Texto fuente
-----
Uno de los grandes hitos de la historia de la humanidad, comparable a la invención de la rueda o al descubrimiento del fuego, ha sido sin duda alguna el control del hombre sobre la electricidad. La electricidad no sólo nos ha permitido prolongar nuestra vida útil al incrementar las horas de luz disponibles cada día, sino que ha abierto la puerta a utilizarla en todo tipo de procesos productivos: desde la agricultura a la medicina, pasando por la industria, los transportes o la informática.
No es osado afirmar que no podríamos concebir un mundo sin electricidad. Sus consecuencias serían devastadoras desde un punto de vista económico y humano: sin electricidad seríamos incapaces de sostener nuestros niveles actuales de producción agraria y nuestros mecanismos para distribuirla entre los individuos, deberíamos renunciar a cualquier avance médico y tecnológico, no podríamos desarrollar nuestras vidas más allá de las 21.00 de la noche –para divertirnos, trabajar, leer o escribir–, e instrumentos tan esenciales como internet, los frigoríficos, los microondas o los calentadores de agua dejarían de estar a nuestro alcance. En otras palabras, sin electricidad renunciaríamos a lo que hoy conocemos como nuestra civilización, asentada sobre un progreso científico que ha permitido precisamente nuestro control sobre la misma. Los bajos costes de producción eléctrica son uno de los motores principales de nuestra prosperidad y de la generación de riqueza.
La mal llamada ‘Hora del Planeta’ es inequívocamente un ataque contra la electricidad y, a partir de ahí, contra la ciencia, la civilización y el ser humano. El mero hecho de proponer como señal de protesta que renunciemos al consumo eléctrico pone de manifiesto que el progreso económico y científico que permite esa electricidad les molesta. Su imagen soñada e idealizada es la de ciudades y países enteros a oscuras, con individuos incapaces de desarrollar otra actividad durante una hora de sus vidas, que no sea odiar el sistema económico y social que nos ha permitido alcanzar nuestras mayores cotas de bienestar.
El ser humano, gracias al uso de su razón, ha sometido a la naturaleza para adaptar el medio a sus necesidades. Esto es justo lo que aborrecen los ecologistas radicales: la posición de preeminencia del ser humano sobre su entorno. Atacados por una suerte de primitivismo, anteponen las supuestas necesidades de un artificio cuasirreligioso como es Gaia a las del ser humano: para ellos el hombre es un parásito que modifica la disposición natural del medio ambiente, una lacra que distorsiona la armonía de la Tierra y que por tanto debe minimizar, si no erradicar, su nefasta influencia sobre la misma.
-----
Orden de trabajo 1
Responde brevemente, según el texto sobre la electricidad:
(a) ¿Con qué dos hitos se compara el control del hombre sobre la electricidad?
(b) ¿A partir de qué hora no podríamos desarrollar nuestras vidas sin electricidad?
(c) ¿Qué es el hombre para los ecologistas radicales?
Orden de trabajo 2
Prosigue el texto sobre la electricidad y la «Hora del Planeta» a partir de su última oración.
Los ítems constituyen un material independiente del texto sobre la electricidad.

[Datos de detección de la estructura del documento]
-----
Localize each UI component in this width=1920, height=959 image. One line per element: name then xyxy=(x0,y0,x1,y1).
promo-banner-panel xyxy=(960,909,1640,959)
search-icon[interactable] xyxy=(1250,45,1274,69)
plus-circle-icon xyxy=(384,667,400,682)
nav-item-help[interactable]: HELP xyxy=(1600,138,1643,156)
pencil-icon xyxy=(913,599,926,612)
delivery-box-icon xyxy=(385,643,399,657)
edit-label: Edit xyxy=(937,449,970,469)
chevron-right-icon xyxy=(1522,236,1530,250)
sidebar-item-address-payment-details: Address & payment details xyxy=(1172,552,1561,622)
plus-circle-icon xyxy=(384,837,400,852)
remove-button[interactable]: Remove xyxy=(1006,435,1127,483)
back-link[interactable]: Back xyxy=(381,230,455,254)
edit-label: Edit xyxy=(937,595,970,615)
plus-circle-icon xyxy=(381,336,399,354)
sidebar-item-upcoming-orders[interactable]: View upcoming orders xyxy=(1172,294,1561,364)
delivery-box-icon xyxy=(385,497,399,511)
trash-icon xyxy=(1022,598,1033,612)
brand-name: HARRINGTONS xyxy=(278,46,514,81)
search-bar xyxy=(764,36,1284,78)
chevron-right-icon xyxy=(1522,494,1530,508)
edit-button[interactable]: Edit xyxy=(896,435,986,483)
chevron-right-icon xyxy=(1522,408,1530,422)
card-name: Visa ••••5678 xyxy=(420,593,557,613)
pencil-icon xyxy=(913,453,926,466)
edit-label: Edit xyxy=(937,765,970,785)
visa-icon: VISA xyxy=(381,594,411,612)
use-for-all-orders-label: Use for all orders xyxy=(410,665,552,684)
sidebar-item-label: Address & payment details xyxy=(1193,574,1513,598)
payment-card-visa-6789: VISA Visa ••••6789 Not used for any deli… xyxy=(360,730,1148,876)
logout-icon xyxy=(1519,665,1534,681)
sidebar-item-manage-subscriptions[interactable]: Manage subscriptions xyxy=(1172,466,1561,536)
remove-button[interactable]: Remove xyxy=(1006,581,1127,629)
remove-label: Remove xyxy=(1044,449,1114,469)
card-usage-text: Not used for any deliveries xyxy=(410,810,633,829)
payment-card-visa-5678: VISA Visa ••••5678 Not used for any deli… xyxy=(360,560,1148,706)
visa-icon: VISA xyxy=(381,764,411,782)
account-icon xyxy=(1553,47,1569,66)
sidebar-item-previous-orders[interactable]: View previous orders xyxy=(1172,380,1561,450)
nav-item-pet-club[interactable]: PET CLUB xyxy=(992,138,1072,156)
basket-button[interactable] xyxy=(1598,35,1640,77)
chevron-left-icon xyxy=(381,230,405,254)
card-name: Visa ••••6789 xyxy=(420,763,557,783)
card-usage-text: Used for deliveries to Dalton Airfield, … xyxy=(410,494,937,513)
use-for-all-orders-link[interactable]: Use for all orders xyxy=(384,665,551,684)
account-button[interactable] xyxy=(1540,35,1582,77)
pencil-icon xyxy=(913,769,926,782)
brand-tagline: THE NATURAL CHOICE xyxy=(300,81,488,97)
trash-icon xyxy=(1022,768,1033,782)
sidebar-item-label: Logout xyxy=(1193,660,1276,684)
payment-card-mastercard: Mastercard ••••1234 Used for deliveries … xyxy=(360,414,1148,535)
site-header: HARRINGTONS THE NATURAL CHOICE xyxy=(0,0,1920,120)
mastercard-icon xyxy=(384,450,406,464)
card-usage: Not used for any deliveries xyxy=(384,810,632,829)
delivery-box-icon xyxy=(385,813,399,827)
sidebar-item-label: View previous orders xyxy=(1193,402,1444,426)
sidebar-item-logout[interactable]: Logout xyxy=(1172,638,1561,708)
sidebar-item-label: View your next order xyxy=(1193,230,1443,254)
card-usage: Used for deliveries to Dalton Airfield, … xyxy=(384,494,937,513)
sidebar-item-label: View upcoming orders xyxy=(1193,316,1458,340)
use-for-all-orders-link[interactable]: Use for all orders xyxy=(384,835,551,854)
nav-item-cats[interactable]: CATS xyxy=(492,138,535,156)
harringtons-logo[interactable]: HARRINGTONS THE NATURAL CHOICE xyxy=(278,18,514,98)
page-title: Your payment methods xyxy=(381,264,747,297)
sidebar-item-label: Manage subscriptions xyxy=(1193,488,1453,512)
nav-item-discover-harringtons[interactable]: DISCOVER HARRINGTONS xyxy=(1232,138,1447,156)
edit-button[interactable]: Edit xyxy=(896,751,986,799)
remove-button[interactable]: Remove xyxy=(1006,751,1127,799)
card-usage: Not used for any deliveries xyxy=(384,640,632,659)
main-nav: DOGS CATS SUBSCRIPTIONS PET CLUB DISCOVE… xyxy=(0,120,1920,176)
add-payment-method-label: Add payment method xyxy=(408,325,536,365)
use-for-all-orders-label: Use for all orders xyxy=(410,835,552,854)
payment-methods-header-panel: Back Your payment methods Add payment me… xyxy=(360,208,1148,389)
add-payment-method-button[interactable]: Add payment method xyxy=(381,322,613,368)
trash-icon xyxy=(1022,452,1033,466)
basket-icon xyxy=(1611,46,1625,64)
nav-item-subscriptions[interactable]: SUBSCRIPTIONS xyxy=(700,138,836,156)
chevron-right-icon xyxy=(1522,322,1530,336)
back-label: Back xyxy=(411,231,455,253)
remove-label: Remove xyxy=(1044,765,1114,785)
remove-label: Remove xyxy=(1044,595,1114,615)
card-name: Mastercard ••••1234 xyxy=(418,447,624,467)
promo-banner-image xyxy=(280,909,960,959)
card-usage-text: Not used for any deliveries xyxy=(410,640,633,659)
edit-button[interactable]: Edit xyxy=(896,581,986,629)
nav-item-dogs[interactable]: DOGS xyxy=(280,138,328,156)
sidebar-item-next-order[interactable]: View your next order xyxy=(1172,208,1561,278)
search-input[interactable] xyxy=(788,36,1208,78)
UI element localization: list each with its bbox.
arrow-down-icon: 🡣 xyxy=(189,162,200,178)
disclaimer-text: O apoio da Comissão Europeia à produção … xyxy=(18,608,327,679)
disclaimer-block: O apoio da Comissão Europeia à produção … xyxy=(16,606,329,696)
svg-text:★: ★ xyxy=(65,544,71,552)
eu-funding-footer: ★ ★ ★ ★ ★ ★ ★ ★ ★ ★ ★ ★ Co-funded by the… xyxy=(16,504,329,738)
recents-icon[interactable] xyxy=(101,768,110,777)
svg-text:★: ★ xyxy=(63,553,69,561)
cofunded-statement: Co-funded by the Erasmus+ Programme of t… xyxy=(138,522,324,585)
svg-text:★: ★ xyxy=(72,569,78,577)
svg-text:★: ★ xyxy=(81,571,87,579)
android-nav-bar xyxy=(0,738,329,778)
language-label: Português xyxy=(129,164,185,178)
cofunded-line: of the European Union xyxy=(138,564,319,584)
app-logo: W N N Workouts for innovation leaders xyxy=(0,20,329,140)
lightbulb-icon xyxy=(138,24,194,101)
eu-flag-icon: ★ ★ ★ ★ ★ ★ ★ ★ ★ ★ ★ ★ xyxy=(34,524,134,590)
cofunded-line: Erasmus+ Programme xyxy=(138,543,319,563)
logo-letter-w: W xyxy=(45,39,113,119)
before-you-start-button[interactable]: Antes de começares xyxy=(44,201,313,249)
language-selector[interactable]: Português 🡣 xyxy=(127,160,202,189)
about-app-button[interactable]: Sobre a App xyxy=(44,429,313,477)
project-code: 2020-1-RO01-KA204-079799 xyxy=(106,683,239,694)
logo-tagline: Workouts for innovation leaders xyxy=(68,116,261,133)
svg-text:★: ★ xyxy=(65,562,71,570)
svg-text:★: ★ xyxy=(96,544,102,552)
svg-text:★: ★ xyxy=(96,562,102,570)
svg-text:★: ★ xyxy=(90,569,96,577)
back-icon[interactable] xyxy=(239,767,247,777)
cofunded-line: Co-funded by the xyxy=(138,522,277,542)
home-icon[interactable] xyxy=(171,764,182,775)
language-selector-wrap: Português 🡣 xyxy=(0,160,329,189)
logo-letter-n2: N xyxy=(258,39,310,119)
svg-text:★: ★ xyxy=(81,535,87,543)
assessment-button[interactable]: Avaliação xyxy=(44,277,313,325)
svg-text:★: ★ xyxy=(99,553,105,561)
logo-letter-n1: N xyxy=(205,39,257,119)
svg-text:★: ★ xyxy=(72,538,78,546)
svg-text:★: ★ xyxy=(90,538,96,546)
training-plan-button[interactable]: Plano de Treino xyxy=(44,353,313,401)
-----
Respuesta del ejercicio 1
(a) Con la invención de la rueda y el descubrimiento del fuego.
(b) A partir de las 21.00.
(c) Un parásito que modifica la disposición natural del medio ambiente.

Respuesta del ejercicio 2
El fracaso del apagón de este último sábado ha sido presentado por los calentólogos como un éxito. Y, sin duda, desde su perspectiva así debe ser observado. La convocatoria nunca tuvo como objetivo beneficiar al medio ambiente, pues de hecho un mayor seguimiento del apagón hubiese generado la necesidad de detener a las centrales renovables y concentrar la producción eléctrica en algunas fuentes de energía odiadas por los ecologistas como son los combustibles fósiles o las nucleares.
En realidad, la Hora del Planeta tenía un propósito mediático, ideológico y político, ámbitos donde el ecologismo sí puede felicitarse por su éxito. La mayoría de estratos de la sociedad ha terminado tragándose la propaganda calentóloga, hasta el punto de que casi todos los medios de comunicación se han sumado entusiastas a promover la convocatoria (lo que a su vez ha servido para realimentar su labor propagandística).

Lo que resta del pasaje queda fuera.